Below is a listing; copy all of it exactly.

-- BEGIN Dataset --

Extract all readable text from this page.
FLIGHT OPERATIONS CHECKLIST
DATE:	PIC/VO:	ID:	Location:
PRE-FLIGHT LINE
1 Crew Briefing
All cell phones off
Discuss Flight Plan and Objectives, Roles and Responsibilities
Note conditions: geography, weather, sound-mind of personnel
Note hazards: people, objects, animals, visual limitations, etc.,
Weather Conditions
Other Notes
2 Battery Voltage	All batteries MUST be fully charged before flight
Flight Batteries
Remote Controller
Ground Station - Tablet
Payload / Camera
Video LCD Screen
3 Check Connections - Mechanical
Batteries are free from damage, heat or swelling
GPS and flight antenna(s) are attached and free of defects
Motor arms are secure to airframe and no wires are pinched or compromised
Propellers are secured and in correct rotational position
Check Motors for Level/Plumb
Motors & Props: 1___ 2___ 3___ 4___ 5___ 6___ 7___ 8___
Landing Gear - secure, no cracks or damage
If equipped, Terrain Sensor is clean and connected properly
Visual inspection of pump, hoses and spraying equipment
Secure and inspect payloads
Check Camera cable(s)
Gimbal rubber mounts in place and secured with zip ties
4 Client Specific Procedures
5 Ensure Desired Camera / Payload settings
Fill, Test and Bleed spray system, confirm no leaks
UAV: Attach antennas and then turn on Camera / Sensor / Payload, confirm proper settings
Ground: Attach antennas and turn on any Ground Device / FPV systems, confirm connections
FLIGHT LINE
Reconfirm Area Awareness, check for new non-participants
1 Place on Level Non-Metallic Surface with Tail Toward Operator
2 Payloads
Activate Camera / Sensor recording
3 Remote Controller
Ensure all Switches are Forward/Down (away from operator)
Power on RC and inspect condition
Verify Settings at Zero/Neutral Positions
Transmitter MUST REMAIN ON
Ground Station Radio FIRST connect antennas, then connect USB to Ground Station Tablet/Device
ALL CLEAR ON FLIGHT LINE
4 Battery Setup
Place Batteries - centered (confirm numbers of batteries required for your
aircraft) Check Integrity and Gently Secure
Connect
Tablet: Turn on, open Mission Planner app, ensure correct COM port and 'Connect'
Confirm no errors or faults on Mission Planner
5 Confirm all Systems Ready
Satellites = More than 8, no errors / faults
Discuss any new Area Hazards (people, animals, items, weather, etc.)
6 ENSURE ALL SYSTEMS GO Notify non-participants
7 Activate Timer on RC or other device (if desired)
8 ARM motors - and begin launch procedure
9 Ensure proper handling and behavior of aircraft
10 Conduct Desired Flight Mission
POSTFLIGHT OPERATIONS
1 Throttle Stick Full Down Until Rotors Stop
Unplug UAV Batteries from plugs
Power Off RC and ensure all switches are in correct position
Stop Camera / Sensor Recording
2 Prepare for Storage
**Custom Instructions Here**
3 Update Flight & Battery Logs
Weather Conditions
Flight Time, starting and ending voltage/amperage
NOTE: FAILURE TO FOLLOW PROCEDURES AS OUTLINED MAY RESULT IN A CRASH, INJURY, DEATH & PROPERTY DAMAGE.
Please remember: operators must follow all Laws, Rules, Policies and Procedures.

-- END Dataset --

• Right answer
Extract all readable text from this page.
FLIGHT OPERATIONS CHECKLIST
DATE:	PIC/VO:	ID:	Location:
PRE-FLIGHT LINE
1 Crew Briefing
All cell phones off
Discuss Flight Plan and Objectives, Roles and Responsibilities
Note conditions: geography, weather, sound-mind of personnel
Note hazards: people, objects, animals, visual limitations, etc.,
Weather Conditions
Other Notes
2 Battery Voltage	All batteries MUST be fully charged before flight
Flight Batteries
Remote Controller
Ground Station - Tablet
Payload / Camera
Video LCD Screen
3 Check Connections - Mechanical
Batteries are free from damage, heat or swelling
GPS and flight antenna(s) are attached and free of defects
Motor arms are secure to airframe and no wires are pinched or compromised
Propellers are secured and in correct rotational position
Check Motors for Level/Plumb
Motors & Props: 1___ 2___ 3___ 4___ 5___ 6___ 7___ 8___
Landing Gear - secure, no cracks or damage
If equipped, Terrain Sensor is clean and connected properly
Visual inspection of pump, hoses and spraying equipment
Secure and inspect payloads
Check Camera cable(s)
Gimbal rubber mounts in place and secured with zip ties
4 Client Specific Procedures
5 Ensure Desired Camera / Payload settings
Fill, Test and Bleed spray system, confirm no leaks
UAV: Attach antennas and then turn on Camera / Sensor / Payload, confirm proper settings
Ground: Attach antennas and turn on any Ground Device / FPV systems, confirm connections
FLIGHT LINE
Reconfirm Area Awareness, check for new non-participants
1 Place on Level Non-Metallic Surface with Tail Toward Operator
2 Payloads
Activate Camera / Sensor recording
3 Remote Controller
Ensure all Switches are Forward/Down (away from operator)
Power on RC and inspect condition
Verify Settings at Zero/Neutral Positions
Transmitter MUST REMAIN ON
Ground Station Radio FIRST connect antennas, then connect USB to Ground Station Tablet/Device
ALL CLEAR ON FLIGHT LINE
4 Battery Setup
Place Batteries - centered (confirm numbers of batteries required for your
aircraft) Check Integrity and Gently Secure
Connect
Tablet: Turn on, open Mission Planner app, ensure correct COM port and 'Connect'
Confirm no errors or faults on Mission Planner
5 Confirm all Systems Ready
Satellites = More than 8, no errors / faults
Discuss any new Area Hazards (people, animals, items, weather, etc.)
6 ENSURE ALL SYSTEMS GO Notify non-participants
7 Activate Timer on RC or other device (if desired)
8 ARM motors - and begin launch procedure
9 Ensure proper handling and behavior of aircraft
10 Conduct Desired Flight Mission
POSTFLIGHT OPERATIONS
1 Throttle Stick Full Down Until Rotors Stop
Unplug UAV Batteries from plugs
Power Off RC and ensure all switches are in correct position
Stop Camera / Sensor Recording
2 Prepare for Storage
**Custom Instructions Here**
3 Update Flight & Battery Logs
Weather Conditions
Flight Time, starting and ending voltage/amperage
NOTE: FAILURE TO FOLLOW PROCEDURES AS OUTLINED MAY RESULT IN A CRASH, INJURY, DEATH & PROPERTY DAMAGE.
Please remember: operators must follow all Laws, Rules, Policies and Procedures.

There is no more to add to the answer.